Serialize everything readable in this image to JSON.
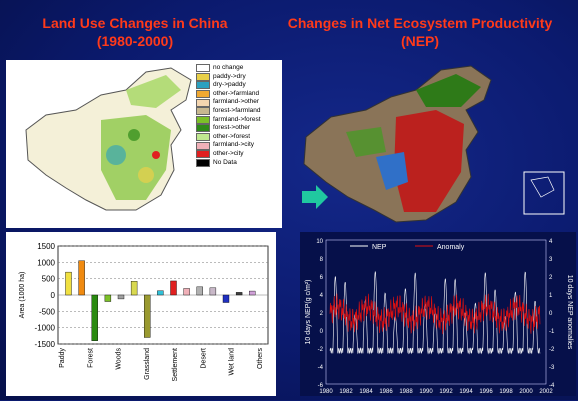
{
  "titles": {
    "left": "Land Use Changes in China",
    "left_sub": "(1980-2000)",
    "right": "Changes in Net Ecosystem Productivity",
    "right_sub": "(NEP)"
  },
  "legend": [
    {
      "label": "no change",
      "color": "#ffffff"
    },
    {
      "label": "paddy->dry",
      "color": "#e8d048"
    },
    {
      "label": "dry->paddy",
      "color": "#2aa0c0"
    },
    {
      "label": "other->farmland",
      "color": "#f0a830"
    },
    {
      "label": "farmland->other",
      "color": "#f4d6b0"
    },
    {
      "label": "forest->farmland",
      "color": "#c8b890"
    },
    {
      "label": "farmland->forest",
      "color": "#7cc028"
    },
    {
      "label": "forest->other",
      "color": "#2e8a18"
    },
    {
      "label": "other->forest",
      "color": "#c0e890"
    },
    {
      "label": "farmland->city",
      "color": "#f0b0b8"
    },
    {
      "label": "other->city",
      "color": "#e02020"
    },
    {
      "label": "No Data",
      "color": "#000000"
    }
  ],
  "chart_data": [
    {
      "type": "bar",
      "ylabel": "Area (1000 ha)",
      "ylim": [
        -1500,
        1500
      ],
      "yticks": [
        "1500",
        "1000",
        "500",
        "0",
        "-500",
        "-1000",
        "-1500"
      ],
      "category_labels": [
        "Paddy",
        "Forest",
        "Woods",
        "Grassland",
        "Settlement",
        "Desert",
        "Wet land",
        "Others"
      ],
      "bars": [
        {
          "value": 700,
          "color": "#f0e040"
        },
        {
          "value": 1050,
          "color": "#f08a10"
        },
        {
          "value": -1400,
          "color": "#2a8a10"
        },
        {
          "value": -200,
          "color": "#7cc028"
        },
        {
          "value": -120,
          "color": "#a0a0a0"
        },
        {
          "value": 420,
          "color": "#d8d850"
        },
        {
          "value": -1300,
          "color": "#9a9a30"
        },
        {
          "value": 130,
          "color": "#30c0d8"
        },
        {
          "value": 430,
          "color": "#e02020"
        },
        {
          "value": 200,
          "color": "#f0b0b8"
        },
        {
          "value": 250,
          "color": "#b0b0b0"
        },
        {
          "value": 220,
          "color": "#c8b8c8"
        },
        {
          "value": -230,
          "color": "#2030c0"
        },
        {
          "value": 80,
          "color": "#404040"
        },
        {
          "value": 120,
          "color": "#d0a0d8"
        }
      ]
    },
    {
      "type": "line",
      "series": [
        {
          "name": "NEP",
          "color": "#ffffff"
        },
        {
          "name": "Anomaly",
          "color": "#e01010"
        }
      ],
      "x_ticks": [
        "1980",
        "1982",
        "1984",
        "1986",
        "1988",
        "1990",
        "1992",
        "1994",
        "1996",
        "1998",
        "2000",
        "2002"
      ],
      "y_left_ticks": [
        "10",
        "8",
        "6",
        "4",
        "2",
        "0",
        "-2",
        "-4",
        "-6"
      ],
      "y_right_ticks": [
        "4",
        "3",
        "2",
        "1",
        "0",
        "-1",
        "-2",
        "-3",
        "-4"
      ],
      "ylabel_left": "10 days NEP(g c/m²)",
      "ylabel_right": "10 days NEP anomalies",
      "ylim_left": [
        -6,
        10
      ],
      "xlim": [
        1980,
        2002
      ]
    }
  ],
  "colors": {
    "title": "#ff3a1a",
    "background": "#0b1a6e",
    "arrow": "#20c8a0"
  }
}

────────────────────

» **Short exercise**: Return the listing above in full and without alteration, excluding its pictures.

» **Reply**:
Serialize everything readable in this image to JSON.
{
  "titles": {
    "left": "Land Use Changes in China",
    "left_sub": "(1980-2000)",
    "right": "Changes in Net Ecosystem Productivity",
    "right_sub": "(NEP)"
  },
  "legend": [
    {
      "label": "no change",
      "color": "#ffffff"
    },
    {
      "label": "paddy->dry",
      "color": "#e8d048"
    },
    {
      "label": "dry->paddy",
      "color": "#2aa0c0"
    },
    {
      "label": "other->farmland",
      "color": "#f0a830"
    },
    {
      "label": "farmland->other",
      "color": "#f4d6b0"
    },
    {
      "label": "forest->farmland",
      "color": "#c8b890"
    },
    {
      "label": "farmland->forest",
      "color": "#7cc028"
    },
    {
      "label": "forest->other",
      "color": "#2e8a18"
    },
    {
      "label": "other->forest",
      "color": "#c0e890"
    },
    {
      "label": "farmland->city",
      "color": "#f0b0b8"
    },
    {
      "label": "other->city",
      "color": "#e02020"
    },
    {
      "label": "No Data",
      "color": "#000000"
    }
  ],
  "chart_data": [
    {
      "type": "bar",
      "ylabel": "Area (1000 ha)",
      "ylim": [
        -1500,
        1500
      ],
      "yticks": [
        "1500",
        "1000",
        "500",
        "0",
        "-500",
        "-1000",
        "-1500"
      ],
      "category_labels": [
        "Paddy",
        "Forest",
        "Woods",
        "Grassland",
        "Settlement",
        "Desert",
        "Wet land",
        "Others"
      ],
      "bars": [
        {
          "value": 700,
          "color": "#f0e040"
        },
        {
          "value": 1050,
          "color": "#f08a10"
        },
        {
          "value": -1400,
          "color": "#2a8a10"
        },
        {
          "value": -200,
          "color": "#7cc028"
        },
        {
          "value": -120,
          "color": "#a0a0a0"
        },
        {
          "value": 420,
          "color": "#d8d850"
        },
        {
          "value": -1300,
          "color": "#9a9a30"
        },
        {
          "value": 130,
          "color": "#30c0d8"
        },
        {
          "value": 430,
          "color": "#e02020"
        },
        {
          "value": 200,
          "color": "#f0b0b8"
        },
        {
          "value": 250,
          "color": "#b0b0b0"
        },
        {
          "value": 220,
          "color": "#c8b8c8"
        },
        {
          "value": -230,
          "color": "#2030c0"
        },
        {
          "value": 80,
          "color": "#404040"
        },
        {
          "value": 120,
          "color": "#d0a0d8"
        }
      ]
    },
    {
      "type": "line",
      "series": [
        {
          "name": "NEP",
          "color": "#ffffff"
        },
        {
          "name": "Anomaly",
          "color": "#e01010"
        }
      ],
      "x_ticks": [
        "1980",
        "1982",
        "1984",
        "1986",
        "1988",
        "1990",
        "1992",
        "1994",
        "1996",
        "1998",
        "2000",
        "2002"
      ],
      "y_left_ticks": [
        "10",
        "8",
        "6",
        "4",
        "2",
        "0",
        "-2",
        "-4",
        "-6"
      ],
      "y_right_ticks": [
        "4",
        "3",
        "2",
        "1",
        "0",
        "-1",
        "-2",
        "-3",
        "-4"
      ],
      "ylabel_left": "10 days NEP(g c/m²)",
      "ylabel_right": "10 days NEP anomalies",
      "ylim_left": [
        -6,
        10
      ],
      "xlim": [
        1980,
        2002
      ]
    }
  ],
  "colors": {
    "title": "#ff3a1a",
    "background": "#0b1a6e",
    "arrow": "#20c8a0"
  }
}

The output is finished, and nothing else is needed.